◆ Supplied passage ◆
'''

For Civil Society Groups In Uganda, Access to Information is Key
Like many developing economies, Uganda’s efforts to develop its infrastructure, improve its agricultural and industrial sectors and promote science and technology comes at a cost that can’t be met only by using its limited resources. Such projects have to be financed through international financial institutions whose priorities align with those of the government’s. An increase in investment projects all over the country means the acquisition of resources that are owned or managed by communities where these projects are being planned.
When conflicts arise, as they often do, between communities and financiers I am always impressed by the range of solutions proposed by communities to protect or claim their resources. Depending on the level of community empowerment, different means are devised including engaging local authorities to prevail upon investors, staging protests, obtaining court orders to stop project activities or outright violence. In most cases, civil society organizations intervene when the crisis is full blown requiring litigation or mediation. But these organizations could play a more active role in empowering communities to engage with development plans throughout the project cycle.
To bridge this gap, the International Accountability Project organized a training on the Early Warning System for 9 civil society organizations in Uganda. The Early Warning System ensures local communities, and the organizations that support them, have verified information about projects likely to cause human and environmental rights abuse. When I introduced the early warning concept, participants looked uncertain. Christine Kaaya from Volunteer Efforts for Development Concerns (VEDCO) asked — “An early warning system for investment projects? How does that work? We have always known early warning systems in the climate change field!” As someone who works with farmer organizations, Christine’s remark was based on her understanding of an early warning system as a set of strategies aimed at building farmer communities’ resilience in the face of adverse climate changes that affect their productivity. Reflecting upon this understanding, the introduction of this system in the field of investment was a perfect start to working around defining community ‘resilience’ in the development process.
Participants were drawn from organizations at a national level (National Association for Professional Environmentalists (NAPE), VEDCO, Advocates Coalition for Development and Environment, Uganda Debt Network and Uganda Land Owners Association), international level (Oxfam) and coalitions (Uganda Land Alliance, Coalition for Pastoralists Civil Society Organizations and Food Rights Alliance) working with affected communities. They were introduced to the Early Warning System as a tool that could be used to develop clear strategies for advocacy against investors, national governments and international financial institutions.
Participants were asked to share experiences of their organization’s interventions with communities affected by development projects. David Kureeba from the NAPE explained his organization’s role in community action against the Bujagali Dam project. He noted that Bujagali Electricity Limited relocated people from the project area with promises of payment and provision of electricity, water, seedlings and jobs, all of which were never fulfilled. After many futile meetings with company officials, communities asked their area local leadership to intervene but were not helped. They then contacted the district leadership who were not helpful either. Finally, they sought help from Exotic, a local NGO, which referred them to NAPE.

'''

◆ Given data ◆

'''

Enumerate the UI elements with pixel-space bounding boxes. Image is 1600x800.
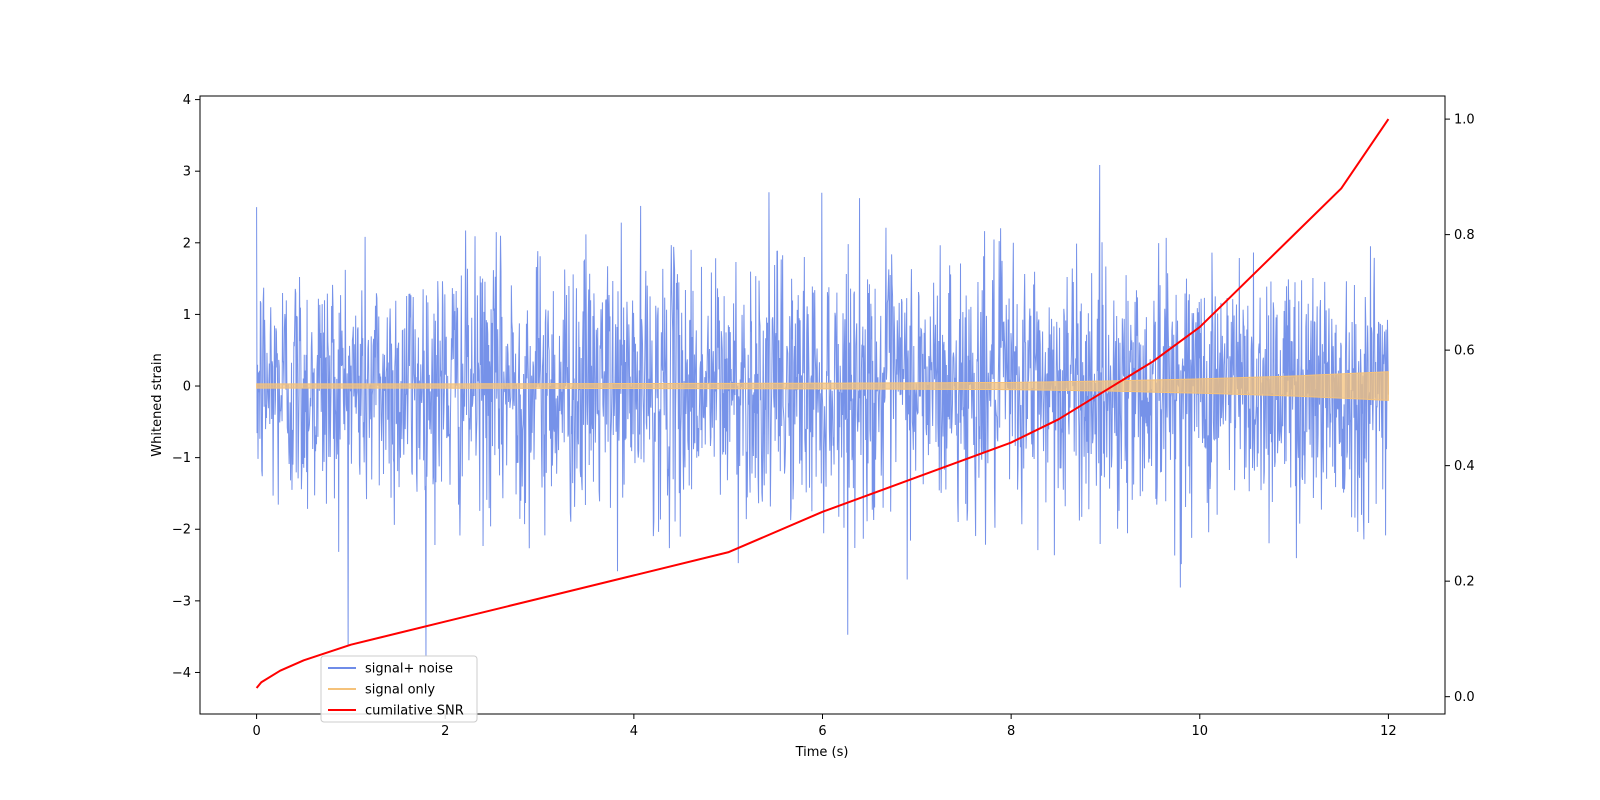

'''

◆ Problem requirements ◆
In the text on civil society groups in Uganda, which local NGO referred the communities affected by the Bujagali Dam project to NAPE?

◆ The completed task ◆
Exotic